Provided text:
As a child growing up on the prairies, I spent countless hours laying on my back in the tall grass-covered fields around my home. I'd stare up at the clouds and imagine all sorts of creatures and stories about the fantastic lands they lived in. As a child, storytelling came quickly to me. So did trouble.
Like the time I told a story to my grade 4 teacher, Miss McIntyre, in vivid detail how during the summer I spent a few weeks in a submarine cruising around the Atlantic with my uncle, the submarine captain. I didn't have an uncle who was a submarine captain. I don't think Canada even had a single submarine, but those were irrelevant details.
That summer, my parents didn't take us anywhere. Money was scarce, and my father couldn't afford to take time to take us away. So, I spent my summer vacation playing down by the river. I remember being too embarrassed to admit how me and my imaginary friends, Huck Finn and Tom Sawyer, spent our summer catching catfish and trying to roll cigarettes with tobacco and papers stolen from my father's cache. But, when pushed by Miss McIntyre to tell the class what I did on my summer vacation, I spun out a story that captivated her. She would later telephone my mother, asking for more details of my summer adventure. Busted!!
I was born with a vivid imagination. I've always been able to imagine something out of nothing. Or see something in the ordinary that others don't; seeing a picture in the picture. For a photographer, imagination is everything, as is learning to see what others don't
"It takes a lot of imagination to be a good photographer. You need less imagination to be a painter because you can invent things. But in photography, everything is so ordinary; it takes a lot of looking before you learn to see the extraordinary." David Bailey, famous 50s/60s fashion and portrait photographer.

Written instruction 1:
Name every person or character mentioned by name in the passage about imagination.
Written instruction 2:
According to the passage about imagination, what story did the narrator tell the grade 4 teacher about the summer?

Collected data:
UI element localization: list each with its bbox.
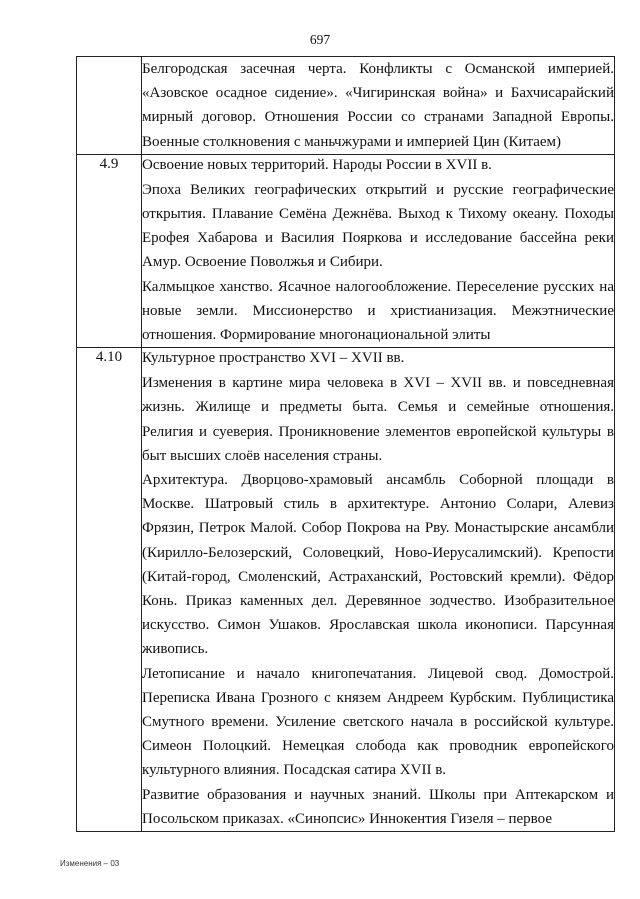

Task answer 1:
Miss McIntyre, Huck Finn, Tom Sawyer, David Bailey

Task answer 2:
That the narrator had spent a few weeks cruising around the Atlantic in a submarine with an uncle who was the submarine captain.